**Objective:**
Find each line with the string "schematic" and copy it.

[Records that describe figures]
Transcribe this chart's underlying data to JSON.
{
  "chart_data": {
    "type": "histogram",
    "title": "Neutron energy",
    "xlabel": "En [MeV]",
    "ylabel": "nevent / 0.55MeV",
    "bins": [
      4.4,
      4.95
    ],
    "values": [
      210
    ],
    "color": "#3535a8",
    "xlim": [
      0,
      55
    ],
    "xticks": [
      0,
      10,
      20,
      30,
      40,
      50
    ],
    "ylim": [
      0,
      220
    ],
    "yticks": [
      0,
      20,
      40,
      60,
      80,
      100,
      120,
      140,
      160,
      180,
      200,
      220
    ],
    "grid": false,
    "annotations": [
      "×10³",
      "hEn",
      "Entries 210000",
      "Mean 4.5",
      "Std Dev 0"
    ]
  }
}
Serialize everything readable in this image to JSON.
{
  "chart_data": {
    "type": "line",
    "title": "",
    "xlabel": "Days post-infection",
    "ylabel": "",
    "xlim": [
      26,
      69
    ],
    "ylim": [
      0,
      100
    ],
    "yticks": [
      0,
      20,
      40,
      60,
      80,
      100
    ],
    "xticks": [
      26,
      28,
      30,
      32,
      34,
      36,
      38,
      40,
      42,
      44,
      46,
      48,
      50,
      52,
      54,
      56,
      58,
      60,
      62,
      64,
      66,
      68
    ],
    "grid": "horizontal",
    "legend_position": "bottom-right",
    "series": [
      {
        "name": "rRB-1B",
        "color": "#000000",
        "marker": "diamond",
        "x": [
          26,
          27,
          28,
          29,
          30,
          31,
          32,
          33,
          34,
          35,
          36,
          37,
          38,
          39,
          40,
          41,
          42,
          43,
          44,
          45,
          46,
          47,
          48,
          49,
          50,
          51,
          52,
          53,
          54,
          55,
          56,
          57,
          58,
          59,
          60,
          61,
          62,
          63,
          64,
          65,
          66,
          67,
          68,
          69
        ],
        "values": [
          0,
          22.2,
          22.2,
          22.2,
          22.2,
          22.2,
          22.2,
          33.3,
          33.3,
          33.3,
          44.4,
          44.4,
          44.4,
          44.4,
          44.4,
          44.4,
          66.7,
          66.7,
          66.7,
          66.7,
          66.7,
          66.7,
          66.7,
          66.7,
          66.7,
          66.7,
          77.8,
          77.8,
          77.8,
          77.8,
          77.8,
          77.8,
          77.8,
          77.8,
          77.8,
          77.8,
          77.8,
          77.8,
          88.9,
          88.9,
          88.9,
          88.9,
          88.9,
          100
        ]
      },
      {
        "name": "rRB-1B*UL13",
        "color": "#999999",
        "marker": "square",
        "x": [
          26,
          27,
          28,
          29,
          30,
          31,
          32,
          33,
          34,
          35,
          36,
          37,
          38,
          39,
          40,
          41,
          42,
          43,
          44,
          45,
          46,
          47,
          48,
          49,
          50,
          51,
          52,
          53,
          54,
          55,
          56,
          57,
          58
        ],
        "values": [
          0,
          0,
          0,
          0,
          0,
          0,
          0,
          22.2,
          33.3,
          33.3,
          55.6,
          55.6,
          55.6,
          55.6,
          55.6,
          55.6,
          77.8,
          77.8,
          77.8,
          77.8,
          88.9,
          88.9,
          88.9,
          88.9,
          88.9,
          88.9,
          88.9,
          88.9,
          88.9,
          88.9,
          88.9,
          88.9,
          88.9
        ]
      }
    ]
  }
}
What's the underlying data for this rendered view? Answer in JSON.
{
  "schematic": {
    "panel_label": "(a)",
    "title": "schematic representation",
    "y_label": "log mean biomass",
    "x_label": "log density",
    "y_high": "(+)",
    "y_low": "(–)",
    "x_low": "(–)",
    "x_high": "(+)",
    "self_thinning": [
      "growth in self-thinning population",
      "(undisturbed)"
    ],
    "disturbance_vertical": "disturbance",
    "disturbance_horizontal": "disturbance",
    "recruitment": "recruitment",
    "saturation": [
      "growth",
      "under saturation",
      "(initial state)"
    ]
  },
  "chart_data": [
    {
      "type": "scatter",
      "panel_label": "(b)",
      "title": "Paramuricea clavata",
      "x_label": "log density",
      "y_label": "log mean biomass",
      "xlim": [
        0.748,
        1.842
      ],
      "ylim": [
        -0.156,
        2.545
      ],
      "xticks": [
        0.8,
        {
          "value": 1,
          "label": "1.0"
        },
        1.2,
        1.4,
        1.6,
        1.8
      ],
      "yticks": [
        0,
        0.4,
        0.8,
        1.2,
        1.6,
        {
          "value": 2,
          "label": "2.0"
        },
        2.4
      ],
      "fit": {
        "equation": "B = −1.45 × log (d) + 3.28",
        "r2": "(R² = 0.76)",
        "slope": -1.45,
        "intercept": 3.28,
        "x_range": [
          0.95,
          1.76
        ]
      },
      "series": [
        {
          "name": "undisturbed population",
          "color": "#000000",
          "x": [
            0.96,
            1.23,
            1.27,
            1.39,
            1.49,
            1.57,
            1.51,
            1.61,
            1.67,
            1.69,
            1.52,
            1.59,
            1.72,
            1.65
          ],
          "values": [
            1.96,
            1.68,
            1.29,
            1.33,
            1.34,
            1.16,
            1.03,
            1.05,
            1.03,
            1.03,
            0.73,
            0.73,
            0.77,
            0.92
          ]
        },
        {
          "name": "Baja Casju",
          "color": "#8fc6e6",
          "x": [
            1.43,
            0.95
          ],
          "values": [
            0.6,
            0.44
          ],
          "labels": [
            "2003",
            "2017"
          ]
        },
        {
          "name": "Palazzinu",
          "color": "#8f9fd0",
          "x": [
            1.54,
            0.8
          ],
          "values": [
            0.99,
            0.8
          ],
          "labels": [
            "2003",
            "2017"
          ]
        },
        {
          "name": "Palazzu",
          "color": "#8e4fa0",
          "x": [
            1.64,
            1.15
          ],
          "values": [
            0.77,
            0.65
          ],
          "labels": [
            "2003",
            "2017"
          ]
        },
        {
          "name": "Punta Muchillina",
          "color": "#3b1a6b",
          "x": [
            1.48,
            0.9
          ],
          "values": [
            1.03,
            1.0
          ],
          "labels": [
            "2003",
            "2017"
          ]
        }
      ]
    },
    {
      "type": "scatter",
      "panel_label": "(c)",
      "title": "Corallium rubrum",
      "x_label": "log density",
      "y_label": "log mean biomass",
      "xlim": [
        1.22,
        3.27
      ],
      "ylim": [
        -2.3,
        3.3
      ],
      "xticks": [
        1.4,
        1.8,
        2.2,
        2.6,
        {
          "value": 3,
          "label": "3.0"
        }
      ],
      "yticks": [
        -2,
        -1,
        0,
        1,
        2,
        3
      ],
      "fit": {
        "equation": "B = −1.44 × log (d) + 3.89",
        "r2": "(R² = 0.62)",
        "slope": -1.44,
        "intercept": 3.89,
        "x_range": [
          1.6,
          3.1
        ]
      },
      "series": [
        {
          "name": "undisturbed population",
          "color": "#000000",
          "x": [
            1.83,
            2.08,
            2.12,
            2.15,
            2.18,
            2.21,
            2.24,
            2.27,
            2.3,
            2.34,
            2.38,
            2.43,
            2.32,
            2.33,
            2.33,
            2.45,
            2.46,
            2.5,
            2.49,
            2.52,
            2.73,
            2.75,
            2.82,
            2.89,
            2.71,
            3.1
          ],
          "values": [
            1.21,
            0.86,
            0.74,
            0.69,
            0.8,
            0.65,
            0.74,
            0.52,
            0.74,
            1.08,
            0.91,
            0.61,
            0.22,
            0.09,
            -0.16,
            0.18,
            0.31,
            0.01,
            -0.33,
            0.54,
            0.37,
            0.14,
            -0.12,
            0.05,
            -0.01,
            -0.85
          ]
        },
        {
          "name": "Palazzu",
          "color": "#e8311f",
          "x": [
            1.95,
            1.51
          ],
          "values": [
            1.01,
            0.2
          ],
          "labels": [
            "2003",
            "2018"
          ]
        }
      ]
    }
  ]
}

**Expected answer:**
  "schematic": {
    "title": "schematic representation",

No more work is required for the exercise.